Extrait choisi =>
* * * *

Généralement quand on fait des disques, le premier on met tout, le deuxième est la continuité du premier et on repart à zéro avec le troisième. Toi, tu es resté sur la continuité des deux autres : c’est du Popincourt !

Oui, oui… Je pense juste que le son de la production est plus aéré mais sinon ça reste dans la lignée de ce que j’ai fait. Pour faire quelque chose de différent, il me faudrait un producteur ! Avis aux intéressés !

Mais tu n’en as pas besoin ?

J’adorais avoir quelqu’un qui me donne la direction à prendre, son avis, des choix artistiques... Tous les disques qui m’ont marqué avaient un producteur qui a conduit le projet, et a amené le groupe plus loin ou dans d’autres directions.

Cet album sort chez Milano Record. C’est la deuxième fois que tu travailles avec eux ?

Oui, Grégoire (Garrigues NDLR), le patron du label, est un musicien, un passionné et un vrai gentleman. Milano a les moyens d’un label indépendant mais ils sont très investis et travaille dorénavant avec un distributeur.

Ta pochette est splendide !

Merci ! C’est une photo de Gérald Chabaud et un graphisme de Serge Hoffman. Je voulais faire une pochette orange avec un design inspiré par les productions « Blue Note ». J’ai fait la séance avec Gérald et ensuite, j’ai donné quelques photos à Serge avec quelques indications et voilà le résultat. Je suis hyper content du rendu, cohérent avec le projet et la musique.

* * * *

Matériel fourni =>

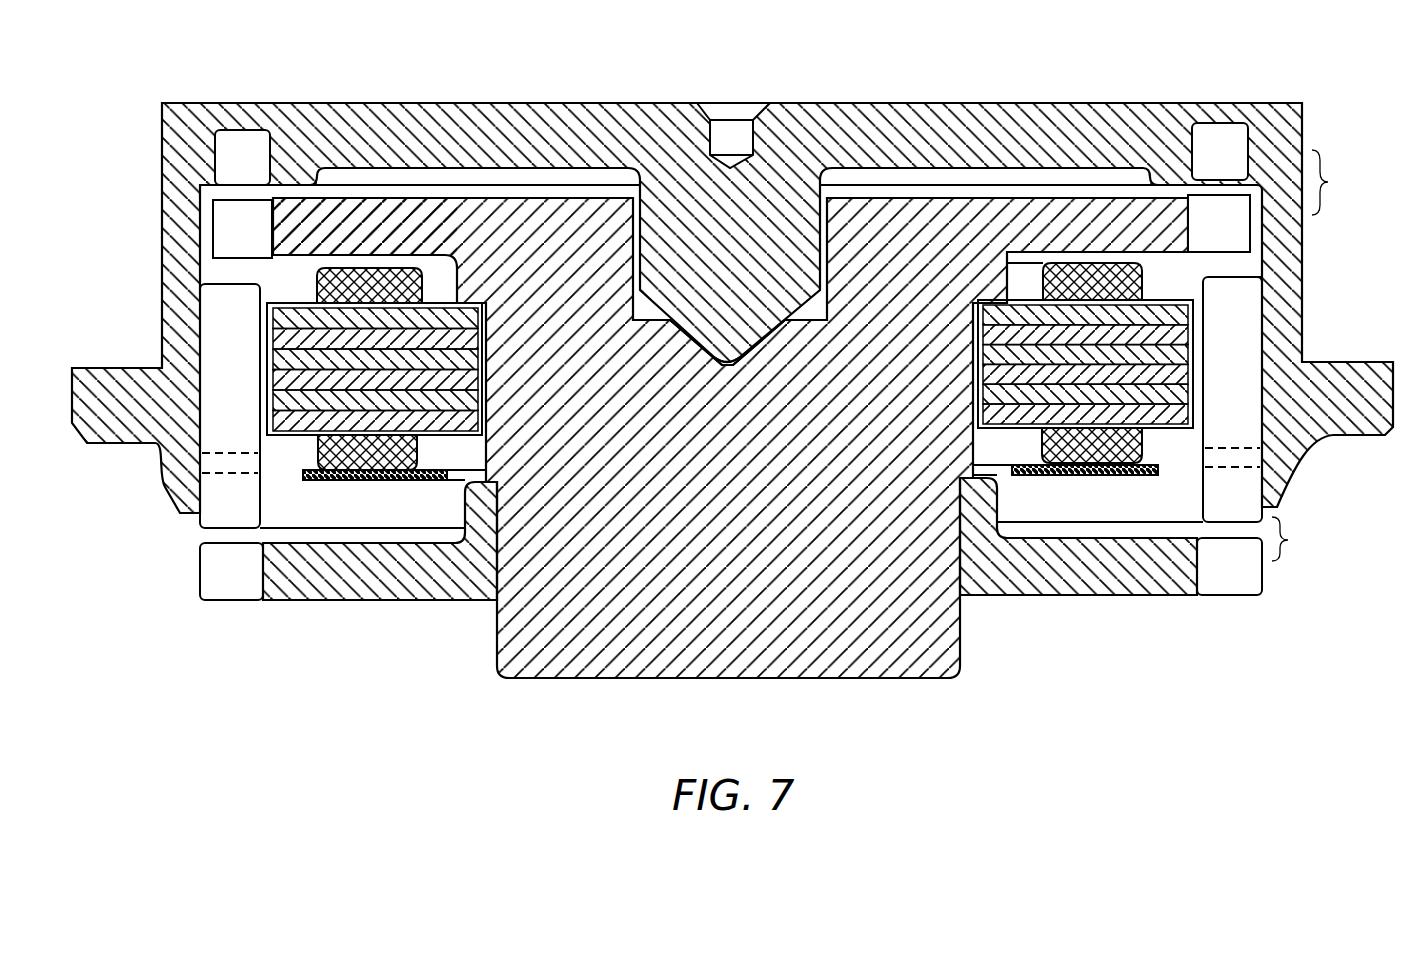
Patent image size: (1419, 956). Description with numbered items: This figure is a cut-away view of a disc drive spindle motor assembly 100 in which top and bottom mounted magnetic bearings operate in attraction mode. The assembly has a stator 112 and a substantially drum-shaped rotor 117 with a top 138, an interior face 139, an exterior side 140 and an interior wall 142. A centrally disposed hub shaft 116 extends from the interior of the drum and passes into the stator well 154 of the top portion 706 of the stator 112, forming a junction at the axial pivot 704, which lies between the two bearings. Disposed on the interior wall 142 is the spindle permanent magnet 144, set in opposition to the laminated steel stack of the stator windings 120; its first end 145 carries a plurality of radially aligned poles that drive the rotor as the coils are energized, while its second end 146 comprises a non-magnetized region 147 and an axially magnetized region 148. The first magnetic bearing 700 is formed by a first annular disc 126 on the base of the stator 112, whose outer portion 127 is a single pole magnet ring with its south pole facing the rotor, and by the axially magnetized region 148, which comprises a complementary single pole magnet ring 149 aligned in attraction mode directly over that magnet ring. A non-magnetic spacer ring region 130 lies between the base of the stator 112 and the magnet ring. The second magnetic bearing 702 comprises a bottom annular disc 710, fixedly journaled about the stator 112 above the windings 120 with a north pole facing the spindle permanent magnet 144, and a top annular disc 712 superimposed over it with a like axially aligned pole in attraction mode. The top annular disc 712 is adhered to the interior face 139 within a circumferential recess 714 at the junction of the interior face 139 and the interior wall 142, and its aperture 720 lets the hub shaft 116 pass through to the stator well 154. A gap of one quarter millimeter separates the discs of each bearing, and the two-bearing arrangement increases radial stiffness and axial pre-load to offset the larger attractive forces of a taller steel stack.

* * * *

Consigne A =>
D'après l'entretien, qui a pris la photo de la pochette ?
Consigne B =>
Pour chacune des affirmations suivantes, indiquez par oui ou par non si elle concorde avec l'entretien, en citant les mots qui tranchent. (i) Grégoire Garrigues dirige le label. (ii) La pochette devait être bleue. (iii) Milano travaille désormais avec un distributeur.
Consigne C =>
Rédigez la suite de l'entretien après sa dernière réplique.

Réponse A =>
Gérald Chabaud.

Réponse B =>
(i) Oui : « Grégoire (Garrigues NDLR), le patron du label, est un musicien ».
(ii) Non : « Je voulais faire une pochette orange ».
(iii) Oui : « travaille dorénavant avec un distributeur ».

Réponse C =>
Tu résumerais ta musique à de la pop ?

Ça dépend de ce que l’on entend par là. Pour les Anglais la pop, c’est Kylie Minogue, pour les Français de ma génération c’est The Simths… chacun a sa définition…Si on entend par pop quelque chose de frais, de positif et de mélodique alors oui, je fais de la pop.

Ce qui est intéressant avec toi c’est ta culture. Souvent le dimanche tu fais paraître sur les réseaux sociaux tes lectures et tes écoutes du jour. Est-ce que tout ceci ne mettrait pas en avant toute ta culture pop qui est sur ce disque ?

Rien n’est calculé : il n’y a pas de plan marketing. Ce sont les influences que j’ai engrangées et j’aime partager mes coups de coeur, étant un gros fan de musique. Si j’ai pu faire découvrir certains artistes avec ces post, j’en suis ravi !

De musique ? Je dirais plutôt de pop culture !

Oui, comme Paul Weller je pense que la pop ce n’est pas que de la musique. Mes trois héros, si ce terme est convenable, sont Paul Weller, Elvis Costello et Joe Jackson. Ce sont non seulement des artistes, des créateurs mais également des fans de musique : j’ai fait ma culture musicale grâce à eux, leurs reprises, leurs collaborations, les influences revendiquées. J’ai complètement absorbé tout cela !

Il n’y a pas de reprises et d’une manière générale tu en fais peu ?

Pas dans les albums mais davantage en concert où nous avons repris notamment récemment Costello, The Jam, Colin Blunstone, The Action, Pretty Things…

Tu pourrais faire un album de reprises ?

Non, je ne pense pas. Si je dois en faire, ce sera de manière parcellaire. J’ai repris les Small Faces, Costello et The Jam mais sur des supports différents.

Crédit : Gérald Chabaud

Tu fais un crowfunding en ce moment ?

Oui, j’y vois trois intérêts : de la visibilité au projet, assurer des ventes et financer la suite. C’est assez pénible à faire mais franchement c’est utile pour la notoriété.

On gagne quoi ?

Des albums, mon back catalogue… mais également possibilité de concerts solo, en appartement… tu peux choisir !

Tu pourrais faire un disque analogique ?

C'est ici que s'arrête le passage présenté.